> **Problem requirements**
Skip the pictures. Reproduce all other material exactly.

*** Records for this task ***

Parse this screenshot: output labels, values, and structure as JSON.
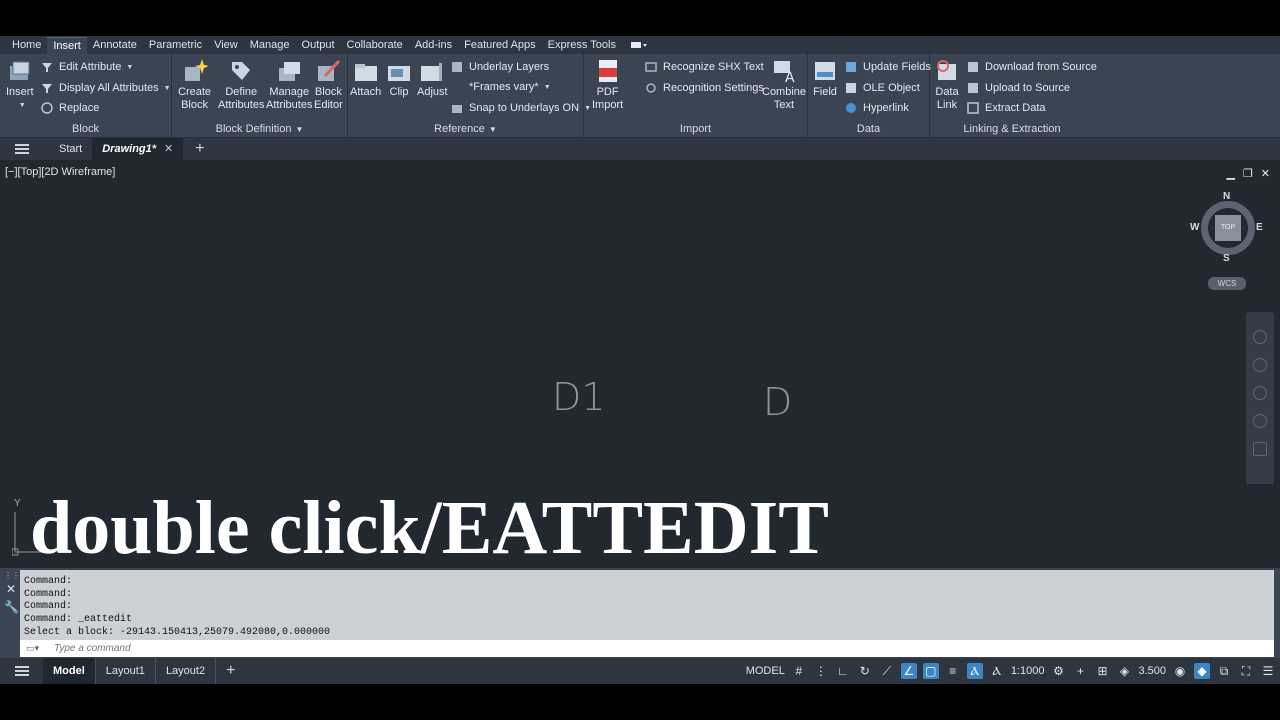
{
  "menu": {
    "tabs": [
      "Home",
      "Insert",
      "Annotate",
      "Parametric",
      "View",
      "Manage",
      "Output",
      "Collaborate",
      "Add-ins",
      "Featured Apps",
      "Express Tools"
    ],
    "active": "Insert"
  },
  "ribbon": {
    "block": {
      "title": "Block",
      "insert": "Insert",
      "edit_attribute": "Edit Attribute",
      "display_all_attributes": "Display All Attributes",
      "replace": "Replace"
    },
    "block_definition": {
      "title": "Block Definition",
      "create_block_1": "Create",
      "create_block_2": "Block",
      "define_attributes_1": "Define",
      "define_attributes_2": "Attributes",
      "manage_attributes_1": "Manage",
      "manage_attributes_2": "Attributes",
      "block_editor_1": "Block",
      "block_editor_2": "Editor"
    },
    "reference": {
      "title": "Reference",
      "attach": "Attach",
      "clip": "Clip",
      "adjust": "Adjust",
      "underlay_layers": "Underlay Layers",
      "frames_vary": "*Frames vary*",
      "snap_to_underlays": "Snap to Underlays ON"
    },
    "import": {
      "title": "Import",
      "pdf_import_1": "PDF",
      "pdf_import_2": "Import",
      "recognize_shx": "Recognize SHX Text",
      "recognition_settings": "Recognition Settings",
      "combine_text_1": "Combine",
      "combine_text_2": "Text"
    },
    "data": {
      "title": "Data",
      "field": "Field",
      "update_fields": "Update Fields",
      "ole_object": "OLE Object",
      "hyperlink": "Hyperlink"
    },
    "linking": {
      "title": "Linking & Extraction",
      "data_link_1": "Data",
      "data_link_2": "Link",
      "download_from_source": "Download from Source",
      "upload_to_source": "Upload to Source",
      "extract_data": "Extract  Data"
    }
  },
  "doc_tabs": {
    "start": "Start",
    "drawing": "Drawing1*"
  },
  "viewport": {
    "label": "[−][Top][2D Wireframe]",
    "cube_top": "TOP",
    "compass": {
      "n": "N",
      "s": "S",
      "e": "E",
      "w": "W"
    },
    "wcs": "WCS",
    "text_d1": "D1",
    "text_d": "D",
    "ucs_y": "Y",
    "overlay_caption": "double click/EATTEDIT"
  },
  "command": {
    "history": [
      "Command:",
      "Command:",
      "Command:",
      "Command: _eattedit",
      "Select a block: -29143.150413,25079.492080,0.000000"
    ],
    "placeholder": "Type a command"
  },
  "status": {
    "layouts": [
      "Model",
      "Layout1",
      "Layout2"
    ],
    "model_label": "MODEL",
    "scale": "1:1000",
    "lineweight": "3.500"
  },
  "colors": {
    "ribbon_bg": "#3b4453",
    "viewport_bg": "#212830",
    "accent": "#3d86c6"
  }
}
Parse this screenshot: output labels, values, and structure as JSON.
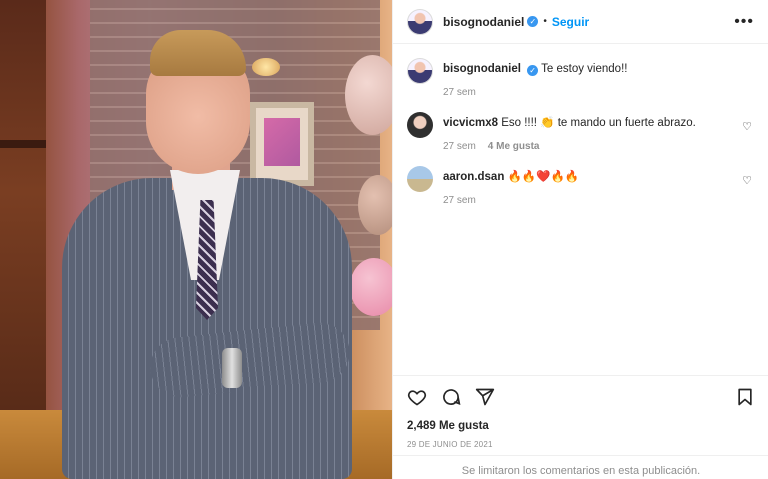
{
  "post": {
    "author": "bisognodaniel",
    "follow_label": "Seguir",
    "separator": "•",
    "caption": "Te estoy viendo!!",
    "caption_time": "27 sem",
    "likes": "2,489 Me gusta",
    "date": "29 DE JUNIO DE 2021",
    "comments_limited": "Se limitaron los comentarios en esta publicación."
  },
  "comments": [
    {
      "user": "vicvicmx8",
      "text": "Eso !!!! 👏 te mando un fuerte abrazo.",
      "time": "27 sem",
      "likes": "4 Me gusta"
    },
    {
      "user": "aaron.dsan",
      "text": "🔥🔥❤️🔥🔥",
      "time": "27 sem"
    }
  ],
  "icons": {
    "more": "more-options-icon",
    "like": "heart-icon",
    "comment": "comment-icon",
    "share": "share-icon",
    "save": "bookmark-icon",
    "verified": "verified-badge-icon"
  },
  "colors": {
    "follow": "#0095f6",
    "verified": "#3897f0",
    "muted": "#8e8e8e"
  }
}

***

> **Task answer**
Parse this screenshot: output labels, values, and structure as JSON.
{
  "menu": {
    "tabs": [
      "Home",
      "Insert",
      "Annotate",
      "Parametric",
      "View",
      "Manage",
      "Output",
      "Collaborate",
      "Add-ins",
      "Featured Apps",
      "Express Tools"
    ],
    "active": "Insert"
  },
  "ribbon": {
    "block": {
      "title": "Block",
      "insert": "Insert",
      "edit_attribute": "Edit Attribute",
      "display_all_attributes": "Display All Attributes",
      "replace": "Replace"
    },
    "block_definition": {
      "title": "Block Definition",
      "create_block_1": "Create",
      "create_block_2": "Block",
      "define_attributes_1": "Define",
      "define_attributes_2": "Attributes",
      "manage_attributes_1": "Manage",
      "manage_attributes_2": "Attributes",
      "block_editor_1": "Block",
      "block_editor_2": "Editor"
    },
    "reference": {
      "title": "Reference",
      "attach": "Attach",
      "clip": "Clip",
      "adjust": "Adjust",
      "underlay_layers": "Underlay Layers",
      "frames_vary": "*Frames vary*",
      "snap_to_underlays": "Snap to Underlays ON"
    },
    "import": {
      "title": "Import",
      "pdf_import_1": "PDF",
      "pdf_import_2": "Import",
      "recognize_shx": "Recognize SHX Text",
      "recognition_settings": "Recognition Settings",
      "combine_text_1": "Combine",
      "combine_text_2": "Text"
    },
    "data": {
      "title": "Data",
      "field": "Field",
      "update_fields": "Update Fields",
      "ole_object": "OLE Object",
      "hyperlink": "Hyperlink"
    },
    "linking": {
      "title": "Linking & Extraction",
      "data_link_1": "Data",
      "data_link_2": "Link",
      "download_from_source": "Download from Source",
      "upload_to_source": "Upload to Source",
      "extract_data": "Extract  Data"
    }
  },
  "doc_tabs": {
    "start": "Start",
    "drawing": "Drawing1*"
  },
  "viewport": {
    "label": "[−][Top][2D Wireframe]",
    "cube_top": "TOP",
    "compass": {
      "n": "N",
      "s": "S",
      "e": "E",
      "w": "W"
    },
    "wcs": "WCS",
    "text_d1": "D1",
    "text_d": "D",
    "ucs_y": "Y",
    "overlay_caption": "double click/EATTEDIT"
  },
  "command": {
    "history": [
      "Command:",
      "Command:",
      "Command:",
      "Command: _eattedit",
      "Select a block: -29143.150413,25079.492080,0.000000"
    ],
    "placeholder": "Type a command"
  },
  "status": {
    "layouts": [
      "Model",
      "Layout1",
      "Layout2"
    ],
    "model_label": "MODEL",
    "scale": "1:1000",
    "lineweight": "3.500"
  },
  "colors": {
    "ribbon_bg": "#3b4453",
    "viewport_bg": "#212830",
    "accent": "#3d86c6"
  }
}
Parse this screenshot: output labels, values, and structure as JSON.
{
  "post": {
    "author": "bisognodaniel",
    "follow_label": "Seguir",
    "separator": "•",
    "caption": "Te estoy viendo!!",
    "caption_time": "27 sem",
    "likes": "2,489 Me gusta",
    "date": "29 DE JUNIO DE 2021",
    "comments_limited": "Se limitaron los comentarios en esta publicación."
  },
  "comments": [
    {
      "user": "vicvicmx8",
      "text": "Eso !!!! 👏 te mando un fuerte abrazo.",
      "time": "27 sem",
      "likes": "4 Me gusta"
    },
    {
      "user": "aaron.dsan",
      "text": "🔥🔥❤️🔥🔥",
      "time": "27 sem"
    }
  ],
  "icons": {
    "more": "more-options-icon",
    "like": "heart-icon",
    "comment": "comment-icon",
    "share": "share-icon",
    "save": "bookmark-icon",
    "verified": "verified-badge-icon"
  },
  "colors": {
    "follow": "#0095f6",
    "verified": "#3897f0",
    "muted": "#8e8e8e"
  }
}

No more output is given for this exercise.